GIVEN PROBLEM. Extract the text of each entry below exactly, leaving every image behind.
☆ ☆ ☆ ☆ ☆ ☆ ☆
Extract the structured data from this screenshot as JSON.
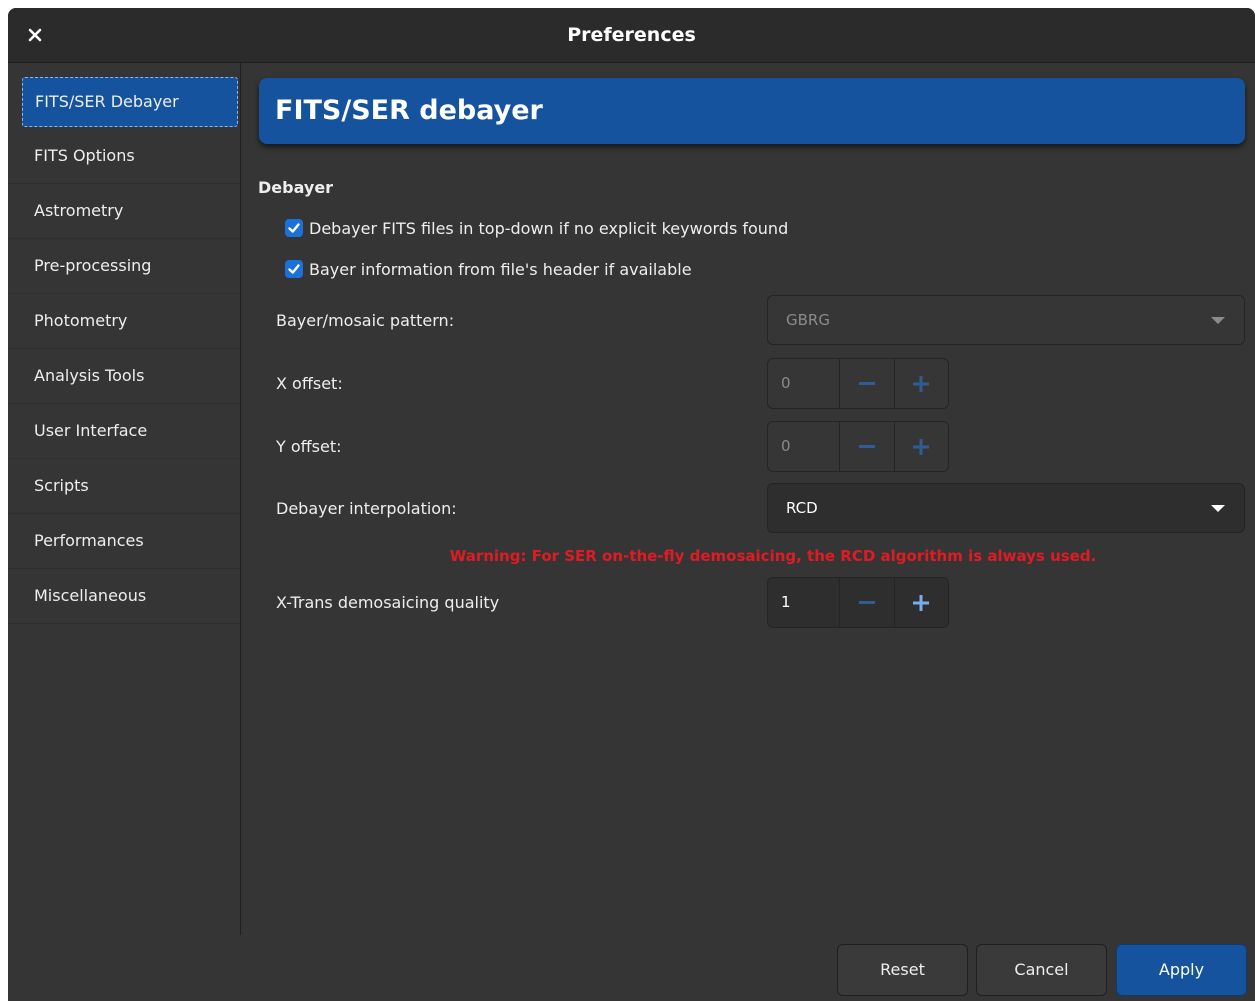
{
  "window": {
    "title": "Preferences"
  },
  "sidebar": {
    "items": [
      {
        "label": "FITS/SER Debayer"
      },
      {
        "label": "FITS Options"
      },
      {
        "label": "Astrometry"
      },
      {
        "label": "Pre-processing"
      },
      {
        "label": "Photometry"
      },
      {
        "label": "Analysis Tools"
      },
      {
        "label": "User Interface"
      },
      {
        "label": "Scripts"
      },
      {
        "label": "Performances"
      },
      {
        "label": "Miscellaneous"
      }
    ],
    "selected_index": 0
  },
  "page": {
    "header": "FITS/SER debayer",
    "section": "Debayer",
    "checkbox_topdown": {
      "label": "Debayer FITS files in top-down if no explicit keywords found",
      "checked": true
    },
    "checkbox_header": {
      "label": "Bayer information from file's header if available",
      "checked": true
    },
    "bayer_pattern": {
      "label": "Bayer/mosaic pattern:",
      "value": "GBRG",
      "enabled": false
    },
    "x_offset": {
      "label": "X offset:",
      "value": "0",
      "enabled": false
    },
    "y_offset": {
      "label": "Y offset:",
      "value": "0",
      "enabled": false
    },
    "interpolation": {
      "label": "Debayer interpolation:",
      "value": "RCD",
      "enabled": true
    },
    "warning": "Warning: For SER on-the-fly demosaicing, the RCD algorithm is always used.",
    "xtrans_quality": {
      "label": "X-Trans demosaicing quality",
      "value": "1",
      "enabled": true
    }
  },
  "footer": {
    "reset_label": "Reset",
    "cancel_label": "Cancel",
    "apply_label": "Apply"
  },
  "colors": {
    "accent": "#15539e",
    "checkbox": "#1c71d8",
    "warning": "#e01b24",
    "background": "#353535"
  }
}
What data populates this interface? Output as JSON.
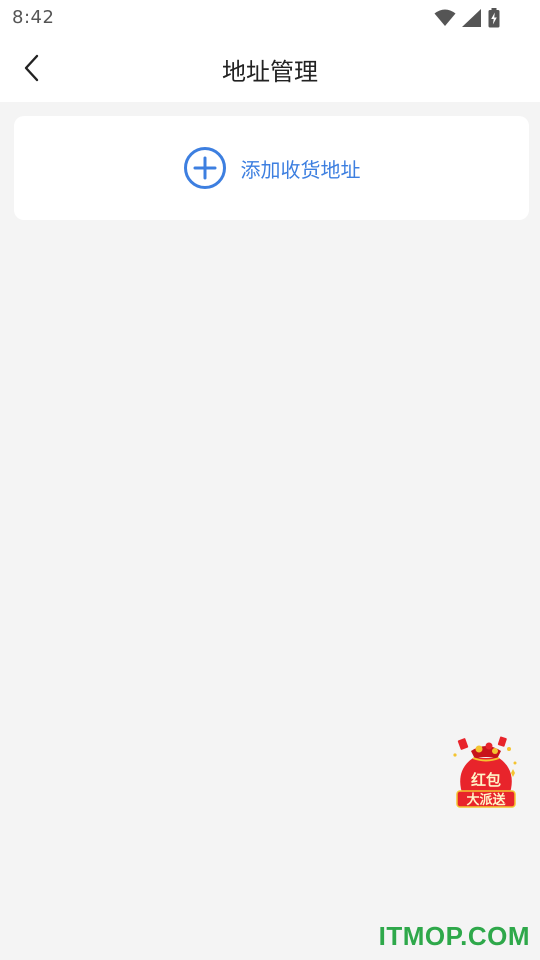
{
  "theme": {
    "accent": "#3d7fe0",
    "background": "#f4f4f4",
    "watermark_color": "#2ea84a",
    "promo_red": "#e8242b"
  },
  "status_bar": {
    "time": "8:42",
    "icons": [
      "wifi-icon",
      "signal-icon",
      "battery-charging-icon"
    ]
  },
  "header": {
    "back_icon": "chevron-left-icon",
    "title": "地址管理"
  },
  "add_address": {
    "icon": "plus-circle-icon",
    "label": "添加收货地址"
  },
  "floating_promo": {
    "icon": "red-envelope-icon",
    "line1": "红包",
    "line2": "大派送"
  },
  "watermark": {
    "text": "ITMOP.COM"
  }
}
☆ ☆ ☆ ☆ ☆ ☆ ☆
TASK SOLUTION.
Extract the structured data from this screenshot as JSON.
{
  "window": {
    "title": "Preferences"
  },
  "sidebar": {
    "items": [
      {
        "label": "FITS/SER Debayer"
      },
      {
        "label": "FITS Options"
      },
      {
        "label": "Astrometry"
      },
      {
        "label": "Pre-processing"
      },
      {
        "label": "Photometry"
      },
      {
        "label": "Analysis Tools"
      },
      {
        "label": "User Interface"
      },
      {
        "label": "Scripts"
      },
      {
        "label": "Performances"
      },
      {
        "label": "Miscellaneous"
      }
    ],
    "selected_index": 0
  },
  "page": {
    "header": "FITS/SER debayer",
    "section": "Debayer",
    "checkbox_topdown": {
      "label": "Debayer FITS files in top-down if no explicit keywords found",
      "checked": true
    },
    "checkbox_header": {
      "label": "Bayer information from file's header if available",
      "checked": true
    },
    "bayer_pattern": {
      "label": "Bayer/mosaic pattern:",
      "value": "GBRG",
      "enabled": false
    },
    "x_offset": {
      "label": "X offset:",
      "value": "0",
      "enabled": false
    },
    "y_offset": {
      "label": "Y offset:",
      "value": "0",
      "enabled": false
    },
    "interpolation": {
      "label": "Debayer interpolation:",
      "value": "RCD",
      "enabled": true
    },
    "warning": "Warning: For SER on-the-fly demosaicing, the RCD algorithm is always used.",
    "xtrans_quality": {
      "label": "X-Trans demosaicing quality",
      "value": "1",
      "enabled": true
    }
  },
  "footer": {
    "reset_label": "Reset",
    "cancel_label": "Cancel",
    "apply_label": "Apply"
  },
  "colors": {
    "accent": "#15539e",
    "checkbox": "#1c71d8",
    "warning": "#e01b24",
    "background": "#353535"
  }
}
What data populates this interface? Output as JSON.
{
  "theme": {
    "accent": "#3d7fe0",
    "background": "#f4f4f4",
    "watermark_color": "#2ea84a",
    "promo_red": "#e8242b"
  },
  "status_bar": {
    "time": "8:42",
    "icons": [
      "wifi-icon",
      "signal-icon",
      "battery-charging-icon"
    ]
  },
  "header": {
    "back_icon": "chevron-left-icon",
    "title": "地址管理"
  },
  "add_address": {
    "icon": "plus-circle-icon",
    "label": "添加收货地址"
  },
  "floating_promo": {
    "icon": "red-envelope-icon",
    "line1": "红包",
    "line2": "大派送"
  },
  "watermark": {
    "text": "ITMOP.COM"
  }
}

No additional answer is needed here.